Teks Sumber:
==========

Dalam pelaksanaan pekerjaan, sistem akuntansi yang terkoneksi dengan sistem penjadwalan pekerjaan, dapat sangat efektif digunakan untuk pengawasan.  Setiap milestone harus dilampiri foto dari objek yang telah selesai.  Auditor dan masyarakat dapat memeriksa apakah objek tadi secara real ada di alam nyata?

Untuk perjalanan, seseorang dapat dilengkapi dengan “gelang-GPS”, yang akan merekam koordinat dari rute perjalanannya, atau merekam tempat tujuannya setiba di sana.  Sekarang sudah ada gelang GPS yang merekam koordinat ini setiap 10 menit sekali, sehingga baterei tahan berhari-hari.  Gelang-GPS ini dapat diatur agar hanya dapat dimatikan dengan sidik jari dari pemberi tugas.  Pada level yang lebih sederhana, saat ini ada beberapa taksi yang dilengkapi GPS, sehingga sopir tak bisa seenaknya, sebab posisinya selalu dapat diketahui sentral taksi (call-center).  Namun di saat yang sama sopir juga diuntungkan karena dengan sistem itu order langsung diberikan ke taksi terdekat yang kosong.

Pengawasan

Pada umumnya, pengawasan dilakukan dengan melihat neraca obyek yang diawasi.  Neraca ini dapat dikembangkan agar tak cuma bersifat tabular, tetapi juga bersifat spasial (keruangan).

==========

Cuplikan Data:
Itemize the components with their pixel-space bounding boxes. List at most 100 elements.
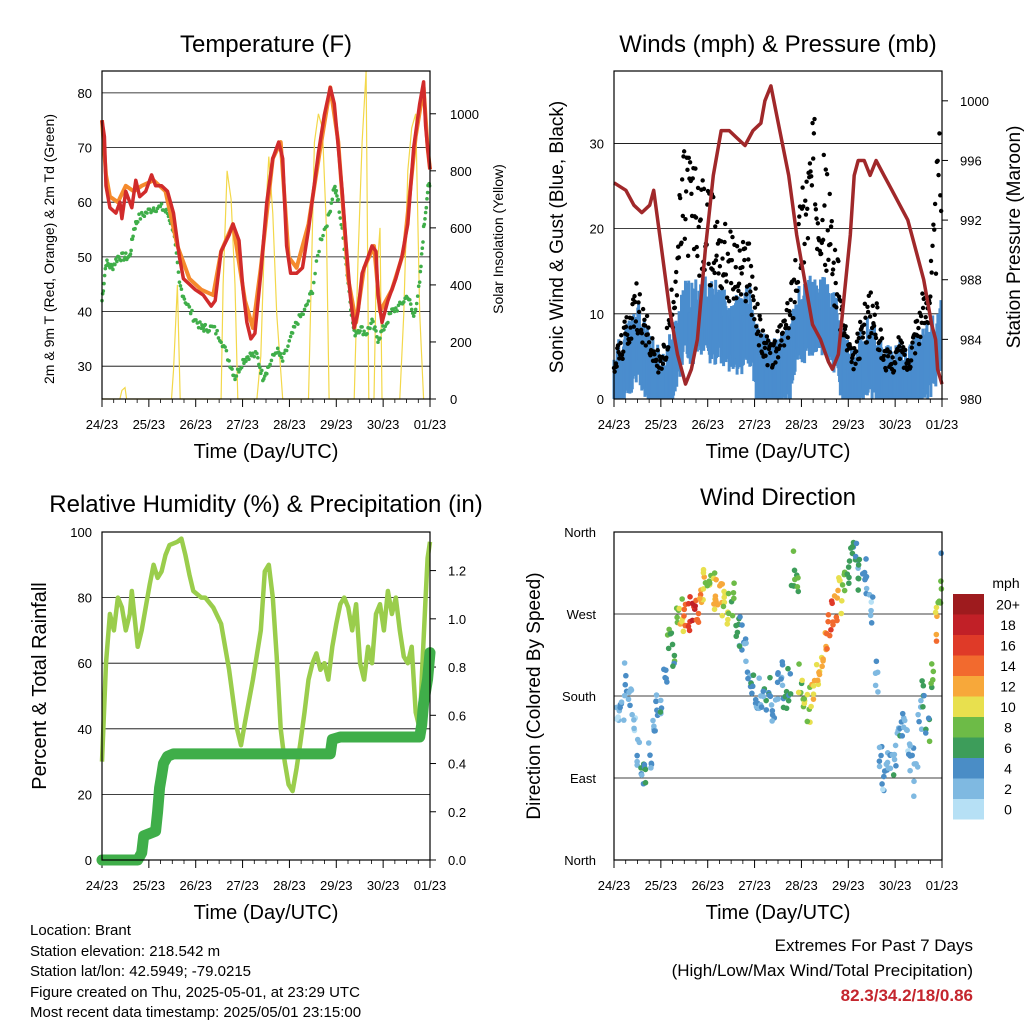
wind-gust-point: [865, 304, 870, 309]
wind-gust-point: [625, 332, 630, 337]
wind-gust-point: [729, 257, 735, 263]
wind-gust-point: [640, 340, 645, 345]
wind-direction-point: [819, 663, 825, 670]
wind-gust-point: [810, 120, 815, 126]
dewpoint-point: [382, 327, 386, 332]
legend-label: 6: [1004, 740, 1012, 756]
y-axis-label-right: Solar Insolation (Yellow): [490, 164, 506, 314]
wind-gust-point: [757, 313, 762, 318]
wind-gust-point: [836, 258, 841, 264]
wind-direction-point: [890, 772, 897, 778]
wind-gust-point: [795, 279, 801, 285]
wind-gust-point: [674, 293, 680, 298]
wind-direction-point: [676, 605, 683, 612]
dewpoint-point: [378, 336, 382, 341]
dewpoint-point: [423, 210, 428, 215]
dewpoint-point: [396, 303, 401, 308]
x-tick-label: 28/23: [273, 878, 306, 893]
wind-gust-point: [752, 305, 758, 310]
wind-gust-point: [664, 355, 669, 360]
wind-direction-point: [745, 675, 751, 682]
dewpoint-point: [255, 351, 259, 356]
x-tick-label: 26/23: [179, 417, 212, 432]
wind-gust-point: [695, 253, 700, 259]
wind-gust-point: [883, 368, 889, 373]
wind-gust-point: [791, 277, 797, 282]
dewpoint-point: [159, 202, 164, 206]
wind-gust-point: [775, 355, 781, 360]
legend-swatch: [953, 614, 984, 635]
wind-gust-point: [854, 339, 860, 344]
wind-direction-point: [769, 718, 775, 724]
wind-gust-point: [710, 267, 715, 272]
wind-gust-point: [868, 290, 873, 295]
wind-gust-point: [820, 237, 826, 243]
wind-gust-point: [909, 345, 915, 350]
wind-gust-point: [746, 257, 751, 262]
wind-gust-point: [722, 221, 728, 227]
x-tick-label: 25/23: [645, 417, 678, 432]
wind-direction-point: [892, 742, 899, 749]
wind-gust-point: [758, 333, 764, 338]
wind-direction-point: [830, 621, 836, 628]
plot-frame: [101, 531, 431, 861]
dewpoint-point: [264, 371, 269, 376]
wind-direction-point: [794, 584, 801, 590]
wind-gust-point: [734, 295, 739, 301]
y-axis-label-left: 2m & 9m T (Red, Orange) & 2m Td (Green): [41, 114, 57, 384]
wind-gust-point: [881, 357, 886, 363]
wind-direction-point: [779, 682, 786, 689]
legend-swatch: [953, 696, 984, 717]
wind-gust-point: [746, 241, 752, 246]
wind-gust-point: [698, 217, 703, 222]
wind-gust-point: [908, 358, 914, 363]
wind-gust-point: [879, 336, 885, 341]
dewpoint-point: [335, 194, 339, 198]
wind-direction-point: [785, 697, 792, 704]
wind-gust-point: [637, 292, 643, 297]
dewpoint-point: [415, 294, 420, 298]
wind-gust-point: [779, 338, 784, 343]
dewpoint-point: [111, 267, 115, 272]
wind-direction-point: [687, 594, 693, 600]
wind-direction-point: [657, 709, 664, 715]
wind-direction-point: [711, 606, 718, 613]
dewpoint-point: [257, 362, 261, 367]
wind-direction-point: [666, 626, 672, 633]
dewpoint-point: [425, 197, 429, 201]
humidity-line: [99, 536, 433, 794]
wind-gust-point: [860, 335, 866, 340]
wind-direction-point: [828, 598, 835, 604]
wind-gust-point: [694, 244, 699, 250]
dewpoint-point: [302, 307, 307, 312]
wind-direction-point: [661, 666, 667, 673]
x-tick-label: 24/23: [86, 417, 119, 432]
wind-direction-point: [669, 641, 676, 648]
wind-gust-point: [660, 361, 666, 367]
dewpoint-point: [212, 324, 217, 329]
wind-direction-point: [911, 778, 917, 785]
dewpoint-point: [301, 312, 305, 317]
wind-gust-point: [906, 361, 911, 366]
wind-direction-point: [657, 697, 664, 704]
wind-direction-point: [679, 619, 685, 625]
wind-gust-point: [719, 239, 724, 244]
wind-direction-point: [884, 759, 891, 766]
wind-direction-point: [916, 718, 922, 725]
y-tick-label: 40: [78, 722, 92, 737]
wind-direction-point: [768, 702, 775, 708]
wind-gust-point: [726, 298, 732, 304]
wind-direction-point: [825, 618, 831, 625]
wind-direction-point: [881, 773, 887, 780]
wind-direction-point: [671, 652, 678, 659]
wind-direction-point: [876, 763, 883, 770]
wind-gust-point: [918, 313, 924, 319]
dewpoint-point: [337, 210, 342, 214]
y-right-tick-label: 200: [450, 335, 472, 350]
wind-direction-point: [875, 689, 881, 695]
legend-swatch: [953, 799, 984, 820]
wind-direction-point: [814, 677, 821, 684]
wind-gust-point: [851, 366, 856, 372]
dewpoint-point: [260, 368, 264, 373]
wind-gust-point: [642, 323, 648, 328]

==========

Persyaratan Tugas:
a - Menurut teks sumber, seberapa sering gelang GPS yang ada sekarang merekam koordinat?
b - Salin tanpa perubahan bagian teks sumber yang diawali kata-kata "Untuk perjalanan, seseorang" dan diakhiri "bersifat spasial (keruangan).".

Hasil Tiap Tugas:
a - Setiap 10 menit sekali.

b -
Untuk perjalanan, seseorang dapat dilengkapi dengan “gelang-GPS”, yang akan merekam koordinat dari rute perjalanannya, atau merekam tempat tujuannya setiba di sana.  Sekarang sudah ada gelang GPS yang merekam koordinat ini setiap 10 menit sekali, sehingga baterei tahan berhari-hari.  Gelang-GPS ini dapat diatur agar hanya dapat dimatikan dengan sidik jari dari pemberi tugas.  Pada level yang lebih sederhana, saat ini ada beberapa taksi yang dilengkapi GPS, sehingga sopir tak bisa seenaknya, sebab posisinya selalu dapat diketahui sentral taksi (call-center).  Namun di saat yang sama sopir juga diuntungkan karena dengan sistem itu order langsung diberikan ke taksi terdekat yang kosong.

Pengawasan

Pada umumnya, pengawasan dilakukan dengan melihat neraca obyek yang diawasi.  Neraca ini dapat dikembangkan agar tak cuma bersifat tabular, tetapi juga bersifat spasial (keruangan).